_EXERCISE DIRECTIONS_. Select all lines holding the word "JSON" from the entries that follow.

-- Start of STORED RECORDS --

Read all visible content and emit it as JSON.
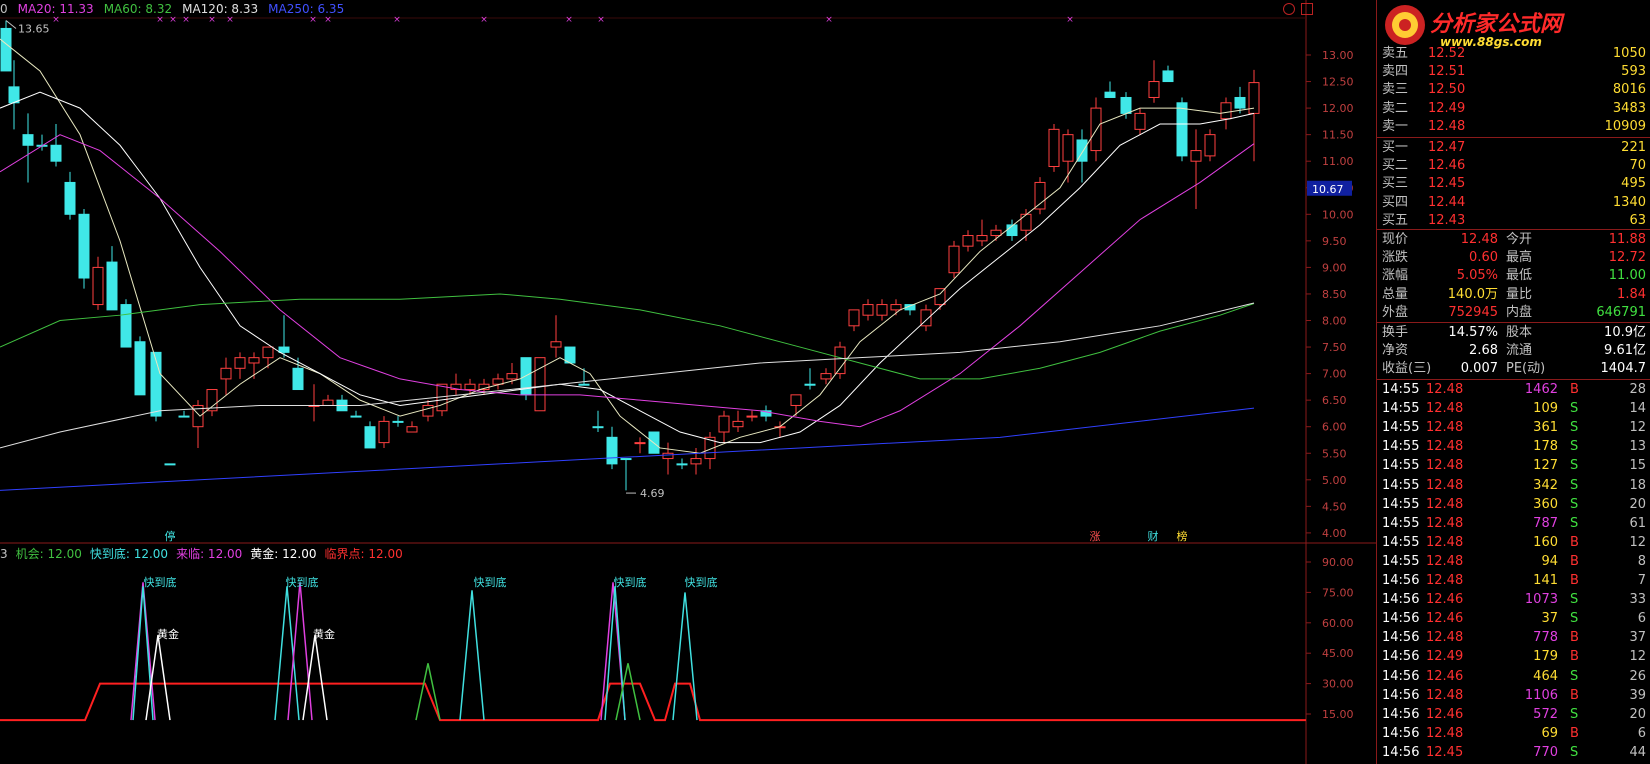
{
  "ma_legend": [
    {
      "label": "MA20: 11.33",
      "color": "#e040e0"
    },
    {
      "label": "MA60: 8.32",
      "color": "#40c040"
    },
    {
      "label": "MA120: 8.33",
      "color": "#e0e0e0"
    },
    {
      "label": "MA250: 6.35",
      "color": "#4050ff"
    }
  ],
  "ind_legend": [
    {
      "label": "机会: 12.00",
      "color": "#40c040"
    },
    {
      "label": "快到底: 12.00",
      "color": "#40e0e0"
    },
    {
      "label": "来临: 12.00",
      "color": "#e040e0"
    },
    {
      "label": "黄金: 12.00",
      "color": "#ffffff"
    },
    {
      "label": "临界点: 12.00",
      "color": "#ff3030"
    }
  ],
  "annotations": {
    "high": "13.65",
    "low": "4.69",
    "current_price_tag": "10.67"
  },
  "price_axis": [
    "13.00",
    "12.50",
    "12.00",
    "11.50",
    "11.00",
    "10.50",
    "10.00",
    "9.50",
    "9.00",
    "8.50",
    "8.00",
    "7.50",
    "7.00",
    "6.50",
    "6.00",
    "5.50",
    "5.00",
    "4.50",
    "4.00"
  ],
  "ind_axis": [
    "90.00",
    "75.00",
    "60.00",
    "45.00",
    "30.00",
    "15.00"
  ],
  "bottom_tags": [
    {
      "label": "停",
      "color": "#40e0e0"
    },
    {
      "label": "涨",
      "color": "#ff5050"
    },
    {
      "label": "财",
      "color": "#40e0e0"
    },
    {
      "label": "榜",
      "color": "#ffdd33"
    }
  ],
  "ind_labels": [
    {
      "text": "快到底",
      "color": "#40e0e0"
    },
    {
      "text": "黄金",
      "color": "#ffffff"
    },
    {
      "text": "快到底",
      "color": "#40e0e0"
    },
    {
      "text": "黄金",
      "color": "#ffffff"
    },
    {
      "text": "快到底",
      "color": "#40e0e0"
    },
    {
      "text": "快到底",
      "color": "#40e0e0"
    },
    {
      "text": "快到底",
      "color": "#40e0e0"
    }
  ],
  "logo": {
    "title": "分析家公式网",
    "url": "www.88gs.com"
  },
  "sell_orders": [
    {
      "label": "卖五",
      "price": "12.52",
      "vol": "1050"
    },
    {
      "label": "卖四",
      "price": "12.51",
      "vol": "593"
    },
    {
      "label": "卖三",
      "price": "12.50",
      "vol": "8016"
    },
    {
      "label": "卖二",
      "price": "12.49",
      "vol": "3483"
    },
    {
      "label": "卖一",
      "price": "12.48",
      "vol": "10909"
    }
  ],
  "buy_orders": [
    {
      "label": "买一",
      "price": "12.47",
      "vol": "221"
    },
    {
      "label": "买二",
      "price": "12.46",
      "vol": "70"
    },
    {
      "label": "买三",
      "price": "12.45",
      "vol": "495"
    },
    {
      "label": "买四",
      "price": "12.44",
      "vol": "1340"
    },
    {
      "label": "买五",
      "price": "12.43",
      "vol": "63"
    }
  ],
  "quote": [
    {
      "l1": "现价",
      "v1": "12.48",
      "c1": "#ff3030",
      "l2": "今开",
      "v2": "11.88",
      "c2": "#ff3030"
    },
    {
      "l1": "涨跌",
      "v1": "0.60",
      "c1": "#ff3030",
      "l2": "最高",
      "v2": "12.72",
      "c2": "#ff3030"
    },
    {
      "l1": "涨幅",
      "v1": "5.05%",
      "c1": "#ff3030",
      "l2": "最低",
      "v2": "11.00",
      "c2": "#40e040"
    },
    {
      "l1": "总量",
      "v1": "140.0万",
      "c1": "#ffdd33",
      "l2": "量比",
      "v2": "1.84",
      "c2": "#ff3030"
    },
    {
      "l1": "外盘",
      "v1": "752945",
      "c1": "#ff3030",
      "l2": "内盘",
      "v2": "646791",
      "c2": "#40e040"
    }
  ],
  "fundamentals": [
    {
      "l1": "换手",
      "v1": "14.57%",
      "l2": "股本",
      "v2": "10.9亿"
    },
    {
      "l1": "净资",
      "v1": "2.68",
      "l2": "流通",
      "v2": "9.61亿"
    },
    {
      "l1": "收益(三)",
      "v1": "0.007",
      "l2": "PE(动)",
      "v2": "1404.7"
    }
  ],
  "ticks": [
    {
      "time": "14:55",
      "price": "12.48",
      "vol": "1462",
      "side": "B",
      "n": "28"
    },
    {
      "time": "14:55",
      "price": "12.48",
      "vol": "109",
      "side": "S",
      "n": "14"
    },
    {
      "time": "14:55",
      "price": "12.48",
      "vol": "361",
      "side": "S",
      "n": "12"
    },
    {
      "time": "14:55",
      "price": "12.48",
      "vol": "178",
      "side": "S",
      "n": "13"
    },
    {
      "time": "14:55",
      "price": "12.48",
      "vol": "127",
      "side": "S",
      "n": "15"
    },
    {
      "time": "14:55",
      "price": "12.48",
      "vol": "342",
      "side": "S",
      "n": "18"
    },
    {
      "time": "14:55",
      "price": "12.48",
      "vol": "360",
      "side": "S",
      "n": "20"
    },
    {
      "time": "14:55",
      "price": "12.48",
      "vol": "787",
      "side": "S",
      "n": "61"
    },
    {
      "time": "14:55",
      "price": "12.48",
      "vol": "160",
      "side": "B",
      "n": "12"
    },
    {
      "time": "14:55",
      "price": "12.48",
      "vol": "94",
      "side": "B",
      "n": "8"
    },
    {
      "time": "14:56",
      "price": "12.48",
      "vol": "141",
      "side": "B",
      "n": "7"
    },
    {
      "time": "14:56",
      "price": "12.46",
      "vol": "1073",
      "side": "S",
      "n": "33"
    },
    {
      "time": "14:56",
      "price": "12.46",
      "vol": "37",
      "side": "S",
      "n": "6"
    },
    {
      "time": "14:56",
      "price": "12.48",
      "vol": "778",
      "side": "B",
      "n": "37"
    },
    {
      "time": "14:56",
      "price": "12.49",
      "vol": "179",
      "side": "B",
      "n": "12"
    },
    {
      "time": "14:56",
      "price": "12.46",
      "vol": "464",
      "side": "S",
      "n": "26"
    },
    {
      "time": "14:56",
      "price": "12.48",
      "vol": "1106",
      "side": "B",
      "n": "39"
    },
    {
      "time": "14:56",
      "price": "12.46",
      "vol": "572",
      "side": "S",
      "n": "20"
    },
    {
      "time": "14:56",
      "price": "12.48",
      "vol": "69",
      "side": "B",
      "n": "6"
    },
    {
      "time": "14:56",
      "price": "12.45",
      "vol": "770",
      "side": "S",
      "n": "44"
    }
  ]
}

-- End of STORED RECORDS --
-- Start of STORED RECORDS --

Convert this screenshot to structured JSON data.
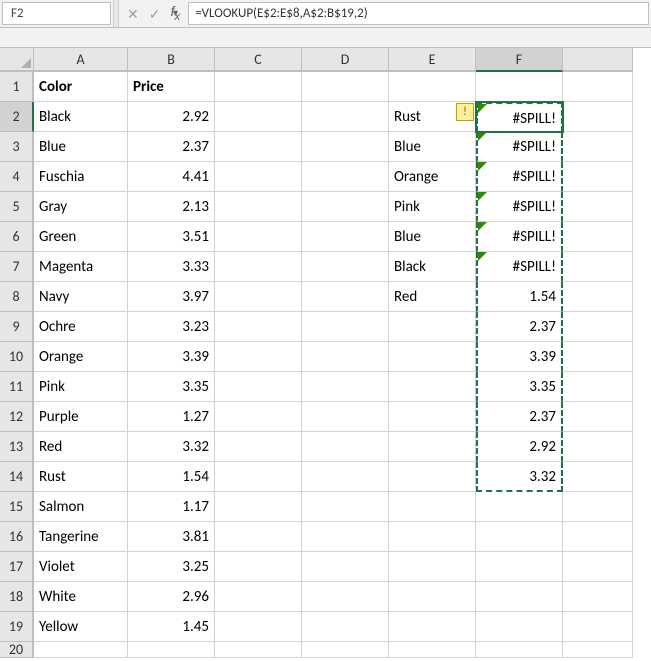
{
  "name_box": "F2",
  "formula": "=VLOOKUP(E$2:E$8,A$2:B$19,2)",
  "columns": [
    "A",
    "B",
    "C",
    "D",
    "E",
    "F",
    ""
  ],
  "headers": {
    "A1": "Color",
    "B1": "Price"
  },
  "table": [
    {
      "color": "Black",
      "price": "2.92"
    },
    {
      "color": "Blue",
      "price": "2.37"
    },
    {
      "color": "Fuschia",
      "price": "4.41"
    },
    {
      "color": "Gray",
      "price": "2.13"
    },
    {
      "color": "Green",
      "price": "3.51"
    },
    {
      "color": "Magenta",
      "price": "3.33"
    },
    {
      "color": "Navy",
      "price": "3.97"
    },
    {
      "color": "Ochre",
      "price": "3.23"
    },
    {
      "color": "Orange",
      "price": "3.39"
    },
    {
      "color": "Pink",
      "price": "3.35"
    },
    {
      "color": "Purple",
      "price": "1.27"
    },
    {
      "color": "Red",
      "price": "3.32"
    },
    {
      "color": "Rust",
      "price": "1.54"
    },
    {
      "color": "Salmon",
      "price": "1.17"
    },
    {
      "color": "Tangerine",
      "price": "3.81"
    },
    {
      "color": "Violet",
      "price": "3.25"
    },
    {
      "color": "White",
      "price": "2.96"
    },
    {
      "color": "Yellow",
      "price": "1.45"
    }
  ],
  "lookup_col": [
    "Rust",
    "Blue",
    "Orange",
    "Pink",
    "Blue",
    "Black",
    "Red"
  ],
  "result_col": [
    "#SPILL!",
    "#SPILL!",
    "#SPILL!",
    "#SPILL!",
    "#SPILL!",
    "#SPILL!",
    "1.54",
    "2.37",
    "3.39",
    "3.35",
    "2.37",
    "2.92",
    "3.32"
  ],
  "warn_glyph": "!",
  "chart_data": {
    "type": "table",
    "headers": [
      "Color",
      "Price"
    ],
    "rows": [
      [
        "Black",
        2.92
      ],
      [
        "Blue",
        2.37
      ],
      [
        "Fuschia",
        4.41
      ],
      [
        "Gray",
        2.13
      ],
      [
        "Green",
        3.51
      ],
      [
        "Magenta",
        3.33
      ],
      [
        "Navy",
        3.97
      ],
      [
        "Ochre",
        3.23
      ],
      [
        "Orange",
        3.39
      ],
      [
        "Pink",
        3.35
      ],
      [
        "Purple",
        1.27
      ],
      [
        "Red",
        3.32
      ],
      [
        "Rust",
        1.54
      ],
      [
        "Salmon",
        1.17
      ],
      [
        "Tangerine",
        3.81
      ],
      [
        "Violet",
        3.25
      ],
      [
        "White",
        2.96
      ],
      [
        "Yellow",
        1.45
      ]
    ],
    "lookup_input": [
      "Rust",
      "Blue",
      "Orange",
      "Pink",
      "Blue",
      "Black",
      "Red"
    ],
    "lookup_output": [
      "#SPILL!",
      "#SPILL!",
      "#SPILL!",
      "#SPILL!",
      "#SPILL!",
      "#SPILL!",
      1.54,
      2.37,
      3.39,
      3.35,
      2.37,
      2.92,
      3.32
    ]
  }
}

-- End of STORED RECORDS --

_FINAL ANSWER_.
Read all visible content and emit it as JSON.
Convert this screenshot to structured JSON data.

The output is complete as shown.